What is expected: Output the full listing below exactly, without the pictures.

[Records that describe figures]
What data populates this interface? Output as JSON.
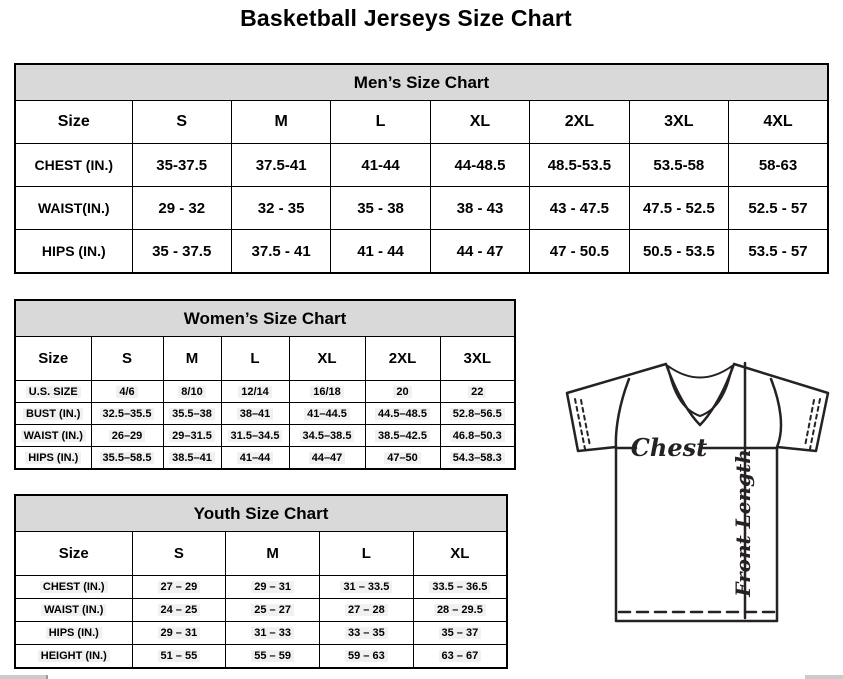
{
  "page": {
    "title": "Basketball Jerseys Size Chart"
  },
  "colors": {
    "header_bg": "#d9d9d9",
    "table_border": "#000000",
    "jersey_line": "#262122",
    "scrollbar": "#cbcbcb"
  },
  "mens": {
    "title": "Men’s Size Chart",
    "columns": [
      "Size",
      "S",
      "M",
      "L",
      "XL",
      "2XL",
      "3XL",
      "4XL"
    ],
    "rows": [
      {
        "label": "CHEST (IN.)",
        "values": [
          "35-37.5",
          "37.5-41",
          "41-44",
          "44-48.5",
          "48.5-53.5",
          "53.5-58",
          "58-63"
        ]
      },
      {
        "label": "WAIST(IN.)",
        "values": [
          "29 - 32",
          "32 - 35",
          "35 - 38",
          "38 - 43",
          "43 - 47.5",
          "47.5 - 52.5",
          "52.5 - 57"
        ]
      },
      {
        "label": "HIPS (IN.)",
        "values": [
          "35 - 37.5",
          "37.5 - 41",
          "41 - 44",
          "44 - 47",
          "47 - 50.5",
          "50.5 - 53.5",
          "53.5 - 57"
        ]
      }
    ]
  },
  "womens": {
    "title": "Women’s Size Chart",
    "columns": [
      "Size",
      "S",
      "M",
      "L",
      "XL",
      "2XL",
      "3XL"
    ],
    "rows": [
      {
        "label": "U.S. SIZE",
        "values": [
          "4/6",
          "8/10",
          "12/14",
          "16/18",
          "20",
          "22"
        ]
      },
      {
        "label": "BUST (IN.)",
        "values": [
          "32.5–35.5",
          "35.5–38",
          "38–41",
          "41–44.5",
          "44.5–48.5",
          "52.8–56.5"
        ]
      },
      {
        "label": "WAIST (IN.)",
        "values": [
          "26–29",
          "29–31.5",
          "31.5–34.5",
          "34.5–38.5",
          "38.5–42.5",
          "46.8–50.3"
        ]
      },
      {
        "label": "HIPS (IN.)",
        "values": [
          "35.5–58.5",
          "38.5–41",
          "41–44",
          "44–47",
          "47–50",
          "54.3–58.3"
        ]
      }
    ]
  },
  "youth": {
    "title": "Youth Size Chart",
    "columns": [
      "Size",
      "S",
      "M",
      "L",
      "XL"
    ],
    "rows": [
      {
        "label": "CHEST (IN.)",
        "values": [
          "27 – 29",
          "29 – 31",
          "31 – 33.5",
          "33.5 – 36.5"
        ]
      },
      {
        "label": "WAIST (IN.)",
        "values": [
          "24 – 25",
          "25 – 27",
          "27 – 28",
          "28 – 29.5"
        ]
      },
      {
        "label": "HIPS (IN.)",
        "values": [
          "29 – 31",
          "31 – 33",
          "33 – 35",
          "35 – 37"
        ]
      },
      {
        "label": "HEIGHT (IN.)",
        "values": [
          "51 – 55",
          "55 – 59",
          "59 – 63",
          "63 – 67"
        ]
      }
    ]
  },
  "diagram": {
    "chest_label": "Chest",
    "front_length_label": "Front Length"
  }
}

Answer to the task:
What data populates this interface? Output as JSON.
{
  "page": {
    "title": "Basketball Jerseys Size Chart"
  },
  "colors": {
    "header_bg": "#d9d9d9",
    "table_border": "#000000",
    "jersey_line": "#262122",
    "scrollbar": "#cbcbcb"
  },
  "mens": {
    "title": "Men’s Size Chart",
    "columns": [
      "Size",
      "S",
      "M",
      "L",
      "XL",
      "2XL",
      "3XL",
      "4XL"
    ],
    "rows": [
      {
        "label": "CHEST (IN.)",
        "values": [
          "35-37.5",
          "37.5-41",
          "41-44",
          "44-48.5",
          "48.5-53.5",
          "53.5-58",
          "58-63"
        ]
      },
      {
        "label": "WAIST(IN.)",
        "values": [
          "29 - 32",
          "32 - 35",
          "35 - 38",
          "38 - 43",
          "43 - 47.5",
          "47.5 - 52.5",
          "52.5 - 57"
        ]
      },
      {
        "label": "HIPS (IN.)",
        "values": [
          "35 - 37.5",
          "37.5 - 41",
          "41 - 44",
          "44 - 47",
          "47 - 50.5",
          "50.5 - 53.5",
          "53.5 - 57"
        ]
      }
    ]
  },
  "womens": {
    "title": "Women’s Size Chart",
    "columns": [
      "Size",
      "S",
      "M",
      "L",
      "XL",
      "2XL",
      "3XL"
    ],
    "rows": [
      {
        "label": "U.S. SIZE",
        "values": [
          "4/6",
          "8/10",
          "12/14",
          "16/18",
          "20",
          "22"
        ]
      },
      {
        "label": "BUST (IN.)",
        "values": [
          "32.5–35.5",
          "35.5–38",
          "38–41",
          "41–44.5",
          "44.5–48.5",
          "52.8–56.5"
        ]
      },
      {
        "label": "WAIST (IN.)",
        "values": [
          "26–29",
          "29–31.5",
          "31.5–34.5",
          "34.5–38.5",
          "38.5–42.5",
          "46.8–50.3"
        ]
      },
      {
        "label": "HIPS (IN.)",
        "values": [
          "35.5–58.5",
          "38.5–41",
          "41–44",
          "44–47",
          "47–50",
          "54.3–58.3"
        ]
      }
    ]
  },
  "youth": {
    "title": "Youth Size Chart",
    "columns": [
      "Size",
      "S",
      "M",
      "L",
      "XL"
    ],
    "rows": [
      {
        "label": "CHEST (IN.)",
        "values": [
          "27 – 29",
          "29 – 31",
          "31 – 33.5",
          "33.5 – 36.5"
        ]
      },
      {
        "label": "WAIST (IN.)",
        "values": [
          "24 – 25",
          "25 – 27",
          "27 – 28",
          "28 – 29.5"
        ]
      },
      {
        "label": "HIPS (IN.)",
        "values": [
          "29 – 31",
          "31 – 33",
          "33 – 35",
          "35 – 37"
        ]
      },
      {
        "label": "HEIGHT (IN.)",
        "values": [
          "51 – 55",
          "55 – 59",
          "59 – 63",
          "63 – 67"
        ]
      }
    ]
  },
  "diagram": {
    "chest_label": "Chest",
    "front_length_label": "Front Length"
  }
}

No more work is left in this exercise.